WHAT YOU WILL DO: Reproduce the data that follows in its entirety, character for character.

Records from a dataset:

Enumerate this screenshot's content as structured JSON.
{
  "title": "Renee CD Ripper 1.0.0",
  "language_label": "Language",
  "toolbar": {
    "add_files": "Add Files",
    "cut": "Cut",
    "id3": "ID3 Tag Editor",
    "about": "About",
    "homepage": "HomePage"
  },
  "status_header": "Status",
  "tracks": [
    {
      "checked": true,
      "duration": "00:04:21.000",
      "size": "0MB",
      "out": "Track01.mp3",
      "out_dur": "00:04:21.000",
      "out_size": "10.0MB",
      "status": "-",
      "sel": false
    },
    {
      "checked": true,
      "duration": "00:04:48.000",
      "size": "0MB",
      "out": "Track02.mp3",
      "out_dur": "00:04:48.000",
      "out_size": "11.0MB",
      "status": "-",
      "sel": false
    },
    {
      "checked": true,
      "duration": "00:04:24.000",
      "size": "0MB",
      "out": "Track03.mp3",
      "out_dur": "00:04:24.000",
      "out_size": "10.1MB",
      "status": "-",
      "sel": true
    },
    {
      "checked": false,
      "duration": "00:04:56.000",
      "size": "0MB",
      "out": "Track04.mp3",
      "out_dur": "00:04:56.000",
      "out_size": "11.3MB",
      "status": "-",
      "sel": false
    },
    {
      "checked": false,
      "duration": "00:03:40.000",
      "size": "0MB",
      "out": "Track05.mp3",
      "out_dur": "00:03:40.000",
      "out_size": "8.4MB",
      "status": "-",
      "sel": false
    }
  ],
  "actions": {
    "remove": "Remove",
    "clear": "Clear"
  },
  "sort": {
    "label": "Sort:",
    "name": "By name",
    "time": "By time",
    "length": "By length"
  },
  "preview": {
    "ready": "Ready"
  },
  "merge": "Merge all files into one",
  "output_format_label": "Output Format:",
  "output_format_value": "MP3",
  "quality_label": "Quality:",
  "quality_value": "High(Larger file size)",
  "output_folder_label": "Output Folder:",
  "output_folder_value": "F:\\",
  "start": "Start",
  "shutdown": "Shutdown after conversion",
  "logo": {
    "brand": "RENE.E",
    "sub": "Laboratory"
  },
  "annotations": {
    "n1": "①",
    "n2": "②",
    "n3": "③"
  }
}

EXERCISE RESULT:
Enumerate this screenshot's content as structured JSON.
{
  "title": "Renee CD Ripper 1.0.0",
  "language_label": "Language",
  "toolbar": {
    "add_files": "Add Files",
    "cut": "Cut",
    "id3": "ID3 Tag Editor",
    "about": "About",
    "homepage": "HomePage"
  },
  "status_header": "Status",
  "tracks": [
    {
      "checked": true,
      "duration": "00:04:21.000",
      "size": "0MB",
      "out": "Track01.mp3",
      "out_dur": "00:04:21.000",
      "out_size": "10.0MB",
      "status": "-",
      "sel": false
    },
    {
      "checked": true,
      "duration": "00:04:48.000",
      "size": "0MB",
      "out": "Track02.mp3",
      "out_dur": "00:04:48.000",
      "out_size": "11.0MB",
      "status": "-",
      "sel": false
    },
    {
      "checked": true,
      "duration": "00:04:24.000",
      "size": "0MB",
      "out": "Track03.mp3",
      "out_dur": "00:04:24.000",
      "out_size": "10.1MB",
      "status": "-",
      "sel": true
    },
    {
      "checked": false,
      "duration": "00:04:56.000",
      "size": "0MB",
      "out": "Track04.mp3",
      "out_dur": "00:04:56.000",
      "out_size": "11.3MB",
      "status": "-",
      "sel": false
    },
    {
      "checked": false,
      "duration": "00:03:40.000",
      "size": "0MB",
      "out": "Track05.mp3",
      "out_dur": "00:03:40.000",
      "out_size": "8.4MB",
      "status": "-",
      "sel": false
    }
  ],
  "actions": {
    "remove": "Remove",
    "clear": "Clear"
  },
  "sort": {
    "label": "Sort:",
    "name": "By name",
    "time": "By time",
    "length": "By length"
  },
  "preview": {
    "ready": "Ready"
  },
  "merge": "Merge all files into one",
  "output_format_label": "Output Format:",
  "output_format_value": "MP3",
  "quality_label": "Quality:",
  "quality_value": "High(Larger file size)",
  "output_folder_label": "Output Folder:",
  "output_folder_value": "F:\\",
  "start": "Start",
  "shutdown": "Shutdown after conversion",
  "logo": {
    "brand": "RENE.E",
    "sub": "Laboratory"
  },
  "annotations": {
    "n1": "①",
    "n2": "②",
    "n3": "③"
  }
}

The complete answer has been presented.